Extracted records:
◇ ◇ ◇ ◇ ◇
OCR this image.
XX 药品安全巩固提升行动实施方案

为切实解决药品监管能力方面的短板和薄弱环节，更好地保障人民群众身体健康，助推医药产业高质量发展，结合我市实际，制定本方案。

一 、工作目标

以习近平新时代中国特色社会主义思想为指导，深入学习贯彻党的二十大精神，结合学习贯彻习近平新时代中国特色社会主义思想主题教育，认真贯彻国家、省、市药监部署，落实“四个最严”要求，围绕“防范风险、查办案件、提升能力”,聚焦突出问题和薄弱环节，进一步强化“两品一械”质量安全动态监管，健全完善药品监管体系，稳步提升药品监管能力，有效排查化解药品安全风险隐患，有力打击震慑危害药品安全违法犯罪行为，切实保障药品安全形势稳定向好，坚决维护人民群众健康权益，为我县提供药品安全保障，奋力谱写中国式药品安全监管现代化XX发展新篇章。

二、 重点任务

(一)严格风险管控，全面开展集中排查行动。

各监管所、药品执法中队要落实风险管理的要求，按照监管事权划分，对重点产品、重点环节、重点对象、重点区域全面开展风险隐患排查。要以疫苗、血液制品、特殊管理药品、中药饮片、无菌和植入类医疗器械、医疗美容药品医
◇ ◇ ◇ ◇ ◇
* _EXERCISE INSTRUCTIONS_:
Copy the material above, line for line.

* _PROBLEM SOLUTION_:
OCR this image.
XX 药品安全巩固提升行动实施方案

为切实解决药品监管能力方面的短板和薄弱环节，更好地保障人民群众身体健康，助推医药产业高质量发展，结合我市实际，制定本方案。

一 、工作目标

以习近平新时代中国特色社会主义思想为指导，深入学习贯彻党的二十大精神，结合学习贯彻习近平新时代中国特色社会主义思想主题教育，认真贯彻国家、省、市药监部署，落实“四个最严”要求，围绕“防范风险、查办案件、提升能力”,聚焦突出问题和薄弱环节，进一步强化“两品一械”质量安全动态监管，健全完善药品监管体系，稳步提升药品监管能力，有效排查化解药品安全风险隐患，有力打击震慑危害药品安全违法犯罪行为，切实保障药品安全形势稳定向好，坚决维护人民群众健康权益，为我县提供药品安全保障，奋力谱写中国式药品安全监管现代化XX发展新篇章。

二、 重点任务

(一)严格风险管控，全面开展集中排查行动。

各监管所、药品执法中队要落实风险管理的要求，按照监管事权划分，对重点产品、重点环节、重点对象、重点区域全面开展风险隐患排查。要以疫苗、血液制品、特殊管理药品、中药饮片、无菌和植入类医疗器械、医疗美容药品医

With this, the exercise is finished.